* BEGIN Exercise data *

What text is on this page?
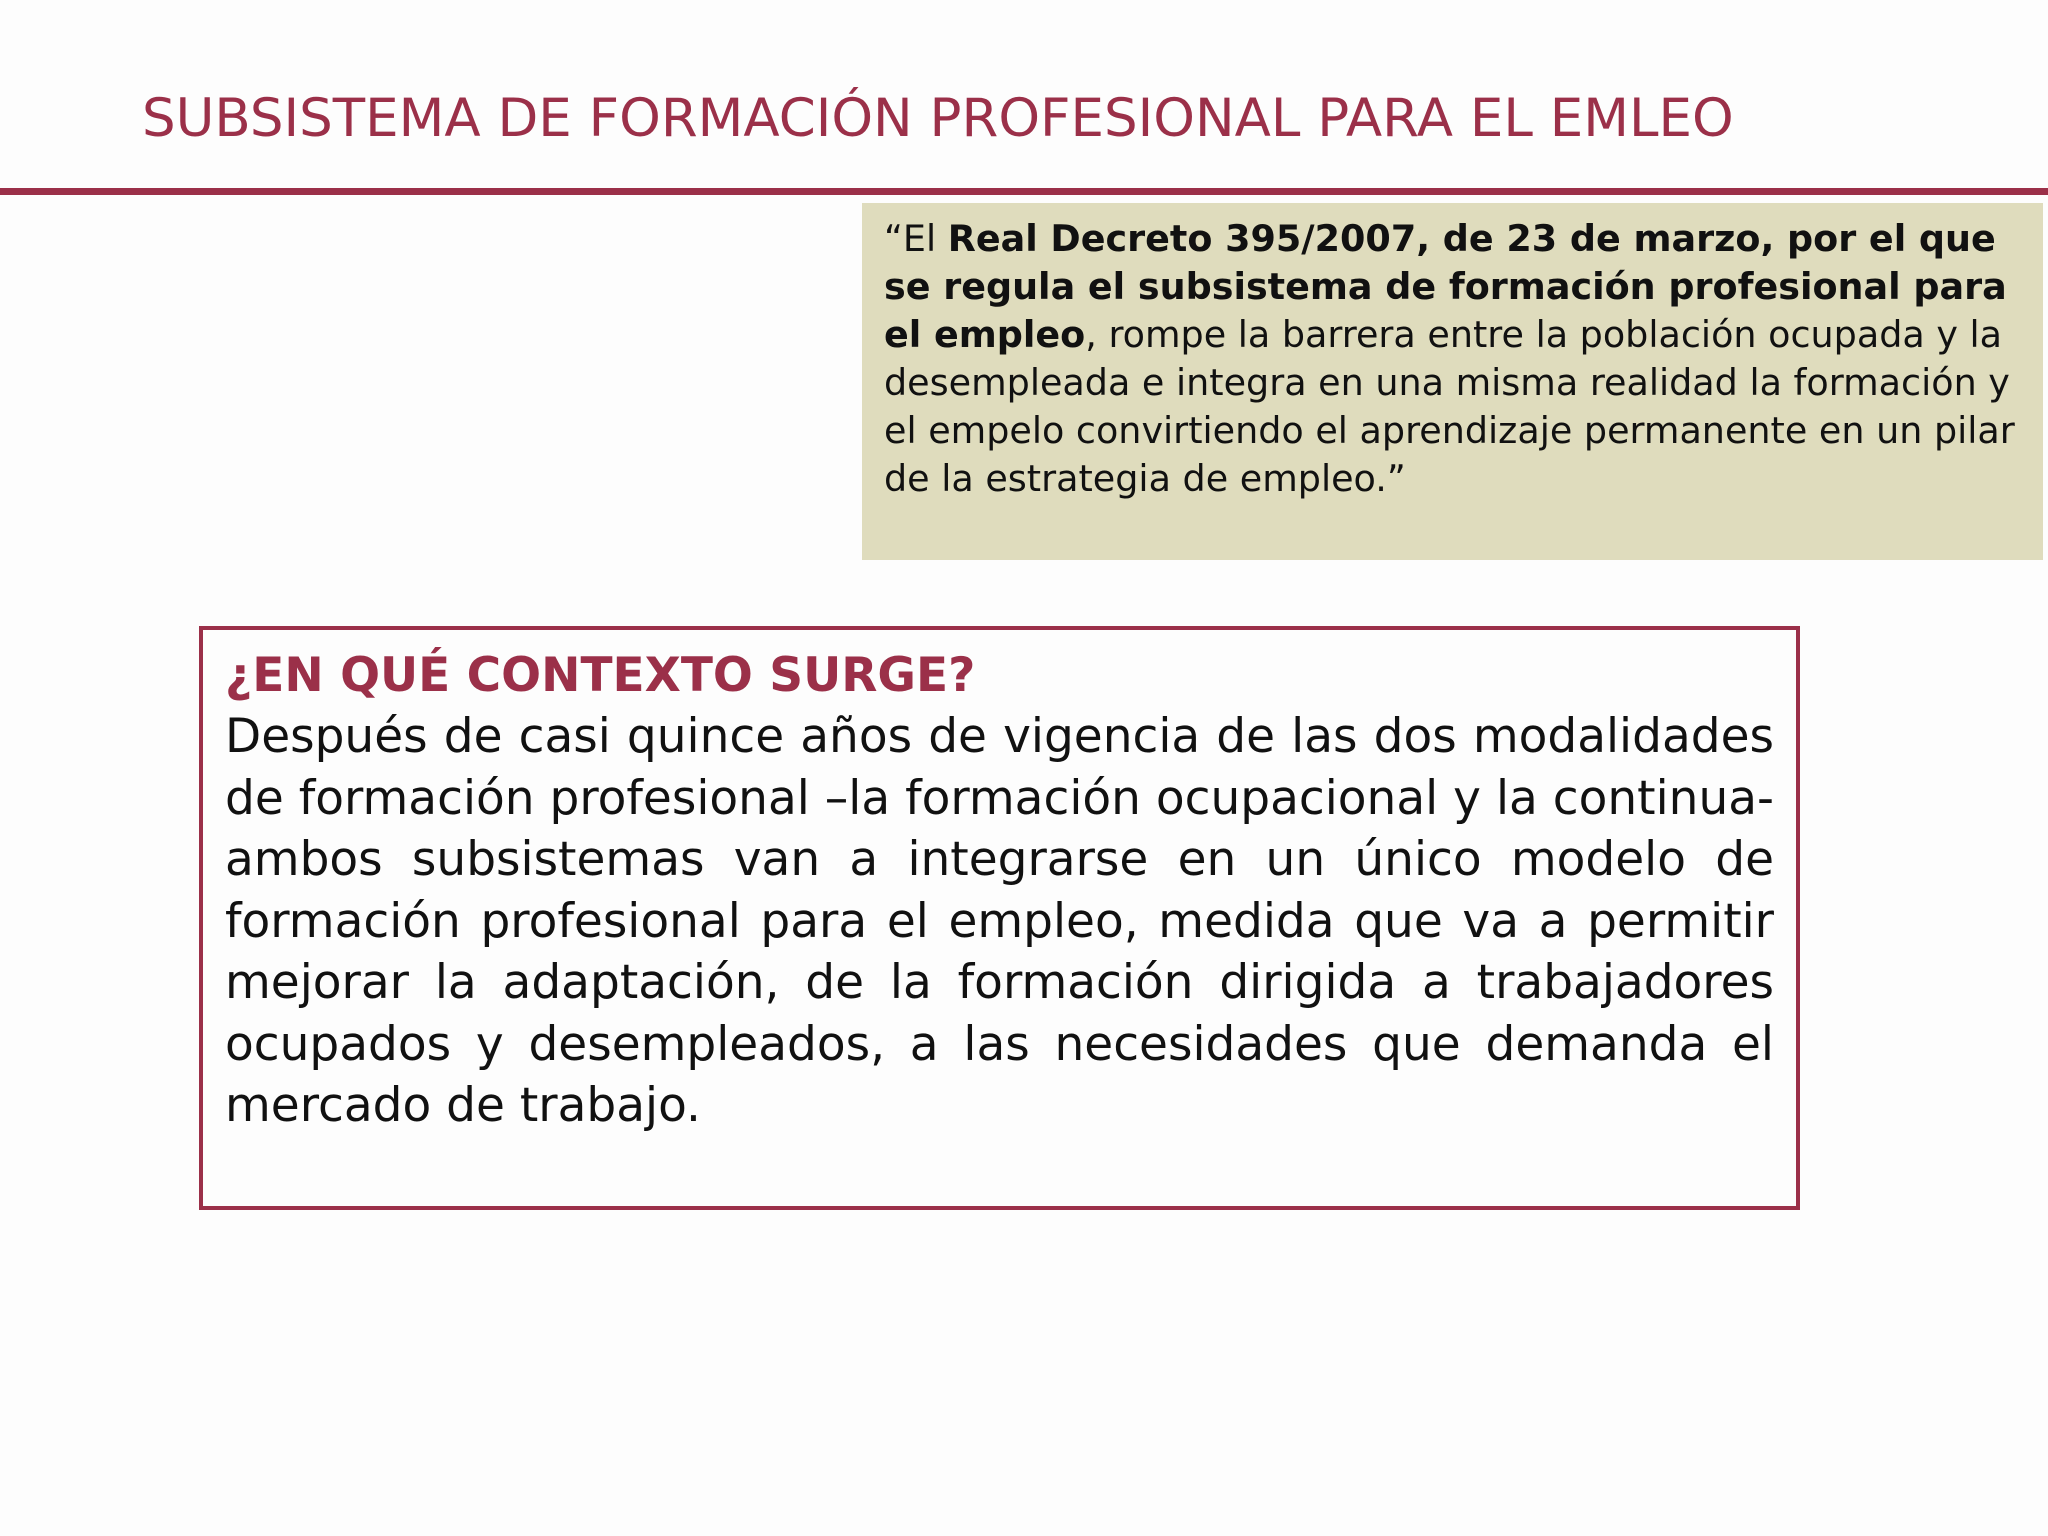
SUBSISTEMA DE FORMACIÓN PROFESIONAL PARA EL EMLEO
“El Real Decreto 395/2007, de 23 de marzo, por el que se regula el subsistema de formación profesional para el empleo, rompe la barrera entre la población ocupada y la desempleada e integra en una misma realidad la formación y el empelo convirtiendo el aprendizaje permanente en un pilar de la estrategia de empleo.”
¿EN QUÉ CONTEXTO SURGE?

Después de casi quince años de vigencia de las dos modalidades de formación profesional –la formación ocupacional y la continua- ambos subsistemas van a integrarse en un único modelo de formación profesional para el empleo, medida que va a permitir mejorar la adaptación, de la formación dirigida a trabajadores ocupados y desempleados, a las necesidades que demanda el mercado de trabajo.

* END Exercise data *

> [Directive]
Look through the entries above and report the number of lines that contain "empleo". Write only the number.

> [Finished answer]
2